◆ **Task**:
Check each line of the material below for "JSON", then copy the ones that contain it.

+++ Dataset

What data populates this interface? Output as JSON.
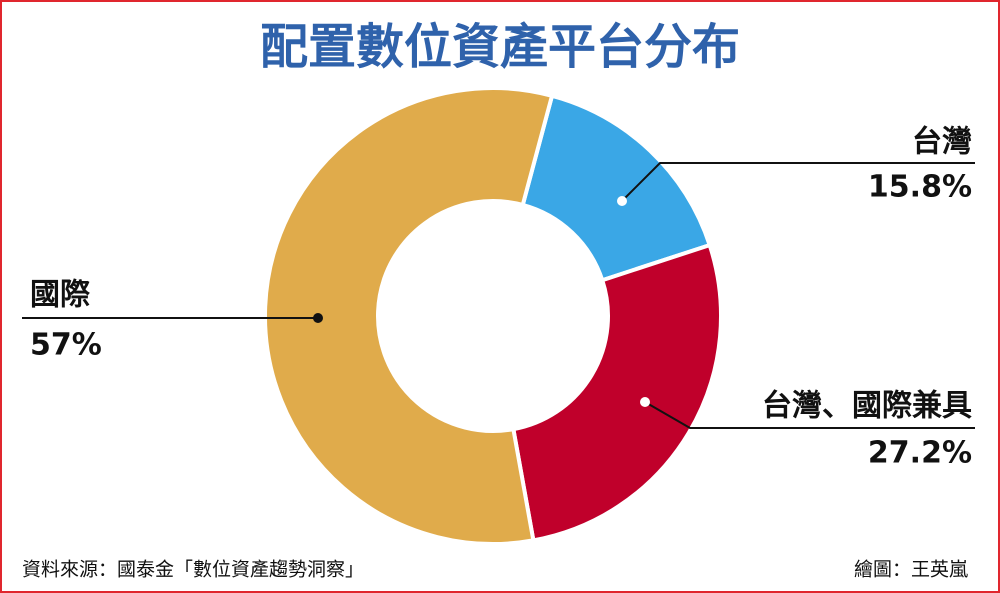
{
  "chart_data": {
    "type": "donut",
    "title": "配置數位資產平台分布",
    "categories": [
      "台灣",
      "台灣、國際兼具",
      "國際"
    ],
    "values": [
      15.8,
      27.2,
      57
    ],
    "value_labels": [
      "15.8%",
      "27.2%",
      "57%"
    ],
    "colors": [
      "#3aa7e6",
      "#c0002b",
      "#e0ab4b"
    ],
    "source": "資料來源：國泰金「數位資產趨勢洞察」",
    "credit": "繪圖：王英嵐"
  }
}
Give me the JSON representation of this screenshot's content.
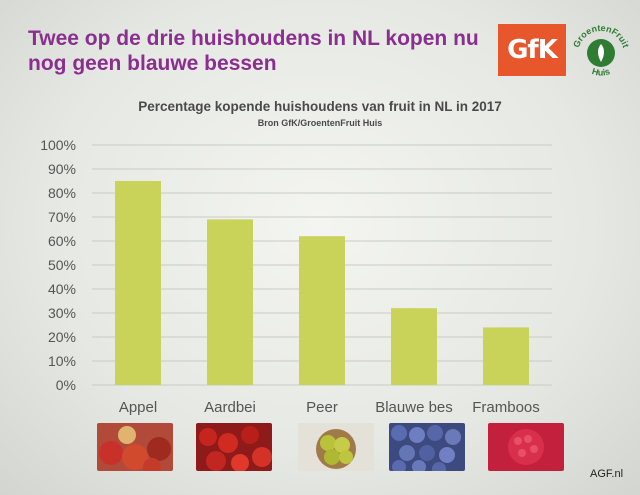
{
  "slide": {
    "title": "Twee op de drie huishoudens in NL kopen nu nog geen blauwe bessen",
    "logo_gfk": "GfK",
    "logo_groentenfruit": "GroentenFruit Huis",
    "credit": "AGF.nl"
  },
  "colors": {
    "title": "#8a2f8f",
    "bar": "#c9d35a",
    "gfk": "#e8562c"
  },
  "chart_data": {
    "type": "bar",
    "title": "Percentage kopende huishoudens van fruit in NL in 2017",
    "subtitle": "Bron GfK/GroentenFruit Huis",
    "categories": [
      "Appel",
      "Aardbei",
      "Peer",
      "Blauwe bes",
      "Framboos"
    ],
    "values": [
      85,
      69,
      62,
      32,
      24
    ],
    "ylim": [
      0,
      100
    ],
    "yticks": [
      "0%",
      "10%",
      "20%",
      "30%",
      "40%",
      "50%",
      "60%",
      "70%",
      "80%",
      "90%",
      "100%"
    ],
    "grid": true,
    "legend": "none"
  }
}
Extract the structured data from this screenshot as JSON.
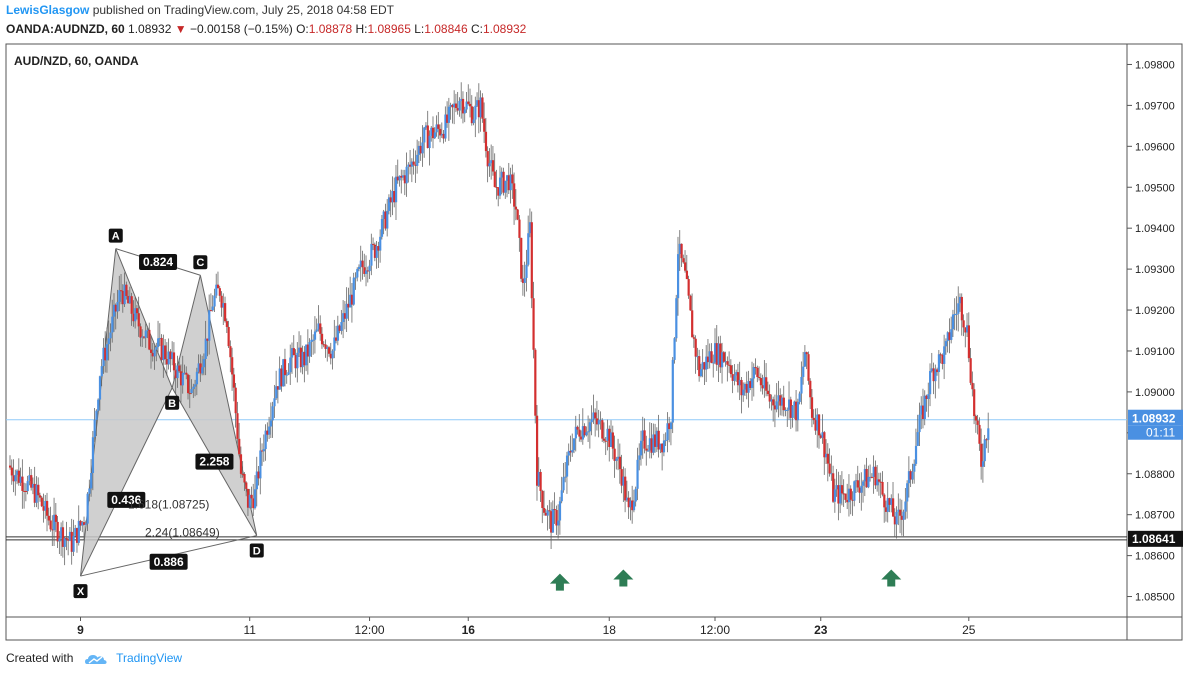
{
  "header": {
    "author": "LewisGlasgow",
    "published": "published on TradingView.com, July 25, 2018 04:58 EDT"
  },
  "ohlc": {
    "symbol": "OANDA:AUDNZD, 60",
    "last": "1.08932",
    "change": "−0.00158 (−0.15%)",
    "o_label": "O:",
    "o": "1.08878",
    "h_label": "H:",
    "h": "1.08965",
    "l_label": "L:",
    "l": "1.08846",
    "c_label": "C:",
    "c": "1.08932"
  },
  "footer": {
    "created": "Created with",
    "brand": "TradingView"
  },
  "colors": {
    "up": "#4a90e2",
    "down": "#d32f2f",
    "pattern_fill": "#c8c8c8",
    "arrow": "#2e7d55"
  },
  "chart_data": {
    "type": "candlestick",
    "title": "AUD/NZD, 60, OANDA",
    "ylim": [
      1.0845,
      1.0985
    ],
    "y_ticks": [
      1.085,
      1.086,
      1.087,
      1.088,
      1.089,
      1.09,
      1.091,
      1.092,
      1.093,
      1.094,
      1.095,
      1.096,
      1.097,
      1.098
    ],
    "y_tick_labels": [
      "1.08500",
      "1.08600",
      "1.08700",
      "1.08800",
      "1.08900",
      "1.09000",
      "1.09100",
      "1.09200",
      "1.09300",
      "1.09400",
      "1.09500",
      "1.09600",
      "1.09700",
      "1.09800"
    ],
    "x_ticks": [
      {
        "label": "9",
        "bar": 10,
        "bold": true
      },
      {
        "label": "11",
        "bar": 34,
        "bold": false
      },
      {
        "label": "12:00",
        "bar": 51,
        "bold": false
      },
      {
        "label": "16",
        "bar": 65,
        "bold": true
      },
      {
        "label": "18",
        "bar": 85,
        "bold": false
      },
      {
        "label": "12:00",
        "bar": 100,
        "bold": false
      },
      {
        "label": "23",
        "bar": 115,
        "bold": true
      },
      {
        "label": "25",
        "bar": 136,
        "bold": false
      }
    ],
    "bar_count": 150,
    "price_path": [
      [
        0,
        1.0882
      ],
      [
        4,
        1.0875
      ],
      [
        6,
        1.0868
      ],
      [
        9,
        1.0863
      ],
      [
        11,
        1.087
      ],
      [
        13,
        1.0905
      ],
      [
        16,
        1.0925
      ],
      [
        18,
        1.0918
      ],
      [
        20,
        1.0912
      ],
      [
        22,
        1.091
      ],
      [
        24,
        1.0905
      ],
      [
        26,
        1.09
      ],
      [
        28,
        1.0912
      ],
      [
        29,
        1.0922
      ],
      [
        30,
        1.0925
      ],
      [
        31,
        1.0918
      ],
      [
        32,
        1.09
      ],
      [
        33,
        1.088
      ],
      [
        34,
        1.0873
      ],
      [
        35,
        1.0875
      ],
      [
        36,
        1.0886
      ],
      [
        38,
        1.0902
      ],
      [
        40,
        1.0908
      ],
      [
        42,
        1.0908
      ],
      [
        44,
        1.0915
      ],
      [
        46,
        1.091
      ],
      [
        48,
        1.092
      ],
      [
        50,
        1.093
      ],
      [
        52,
        1.0935
      ],
      [
        55,
        1.095
      ],
      [
        57,
        1.0955
      ],
      [
        59,
        1.0962
      ],
      [
        62,
        1.0965
      ],
      [
        64,
        1.0972
      ],
      [
        66,
        1.0968
      ],
      [
        67,
        1.097
      ],
      [
        68,
        1.0958
      ],
      [
        69,
        1.095
      ],
      [
        71,
        1.0952
      ],
      [
        72,
        1.0945
      ],
      [
        73,
        1.0925
      ],
      [
        74,
        1.094
      ],
      [
        75,
        1.088
      ],
      [
        76,
        1.0872
      ],
      [
        77,
        1.0868
      ],
      [
        78,
        1.087
      ],
      [
        79,
        1.088
      ],
      [
        80,
        1.0888
      ],
      [
        81,
        1.0891
      ],
      [
        83,
        1.0893
      ],
      [
        85,
        1.089
      ],
      [
        86,
        1.0885
      ],
      [
        87,
        1.088
      ],
      [
        88,
        1.087
      ],
      [
        89,
        1.0878
      ],
      [
        90,
        1.0888
      ],
      [
        93,
        1.0888
      ],
      [
        94,
        1.0895
      ],
      [
        95,
        1.0935
      ],
      [
        96,
        1.0928
      ],
      [
        97,
        1.0915
      ],
      [
        98,
        1.0905
      ],
      [
        100,
        1.091
      ],
      [
        102,
        1.0908
      ],
      [
        104,
        1.09
      ],
      [
        106,
        1.0905
      ],
      [
        108,
        1.0898
      ],
      [
        110,
        1.0898
      ],
      [
        112,
        1.0895
      ],
      [
        113,
        1.091
      ],
      [
        114,
        1.0895
      ],
      [
        115,
        1.0892
      ],
      [
        116,
        1.0885
      ],
      [
        117,
        1.0875
      ],
      [
        119,
        1.0875
      ],
      [
        121,
        1.0878
      ],
      [
        123,
        1.088
      ],
      [
        124,
        1.0875
      ],
      [
        125,
        1.0872
      ],
      [
        126,
        1.0868
      ],
      [
        127,
        1.0872
      ],
      [
        128,
        1.088
      ],
      [
        129,
        1.089
      ],
      [
        131,
        1.0905
      ],
      [
        133,
        1.091
      ],
      [
        134,
        1.0918
      ],
      [
        135,
        1.0922
      ],
      [
        136,
        1.0915
      ],
      [
        137,
        1.0895
      ],
      [
        138,
        1.0883
      ],
      [
        139,
        1.0893
      ]
    ],
    "current_price": 1.08932,
    "current_label": "1.08932",
    "countdown": "01:11",
    "support_price": 1.08641,
    "support_label": "1.08641",
    "pattern": {
      "points": [
        {
          "name": "X",
          "bar": 10,
          "price": 1.0855
        },
        {
          "name": "A",
          "bar": 15,
          "price": 1.0935
        },
        {
          "name": "B",
          "bar": 23,
          "price": 1.0901
        },
        {
          "name": "C",
          "bar": 27,
          "price": 1.09285
        },
        {
          "name": "D",
          "bar": 35,
          "price": 1.08649
        }
      ],
      "ratios": [
        {
          "text": "0.824",
          "at": "AC"
        },
        {
          "text": "0.436",
          "at": "XB"
        },
        {
          "text": "2.258",
          "at": "BD"
        },
        {
          "text": "0.886",
          "at": "XD"
        }
      ],
      "fib_labels": [
        {
          "text": "1.618(1.08725)",
          "price": 1.08725
        },
        {
          "text": "2.24(1.08649)",
          "price": 1.08649
        }
      ]
    },
    "arrows": [
      {
        "bar": 78,
        "price": 1.086
      },
      {
        "bar": 87,
        "price": 1.0861
      },
      {
        "bar": 125,
        "price": 1.0861
      }
    ]
  }
}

++++++

◆ **Answer to the exercise**:
What data populates this interface? Output as JSON.
Give me the JSON representation of this screenshot's content.
Extract the structured data from this screenshot as JSON.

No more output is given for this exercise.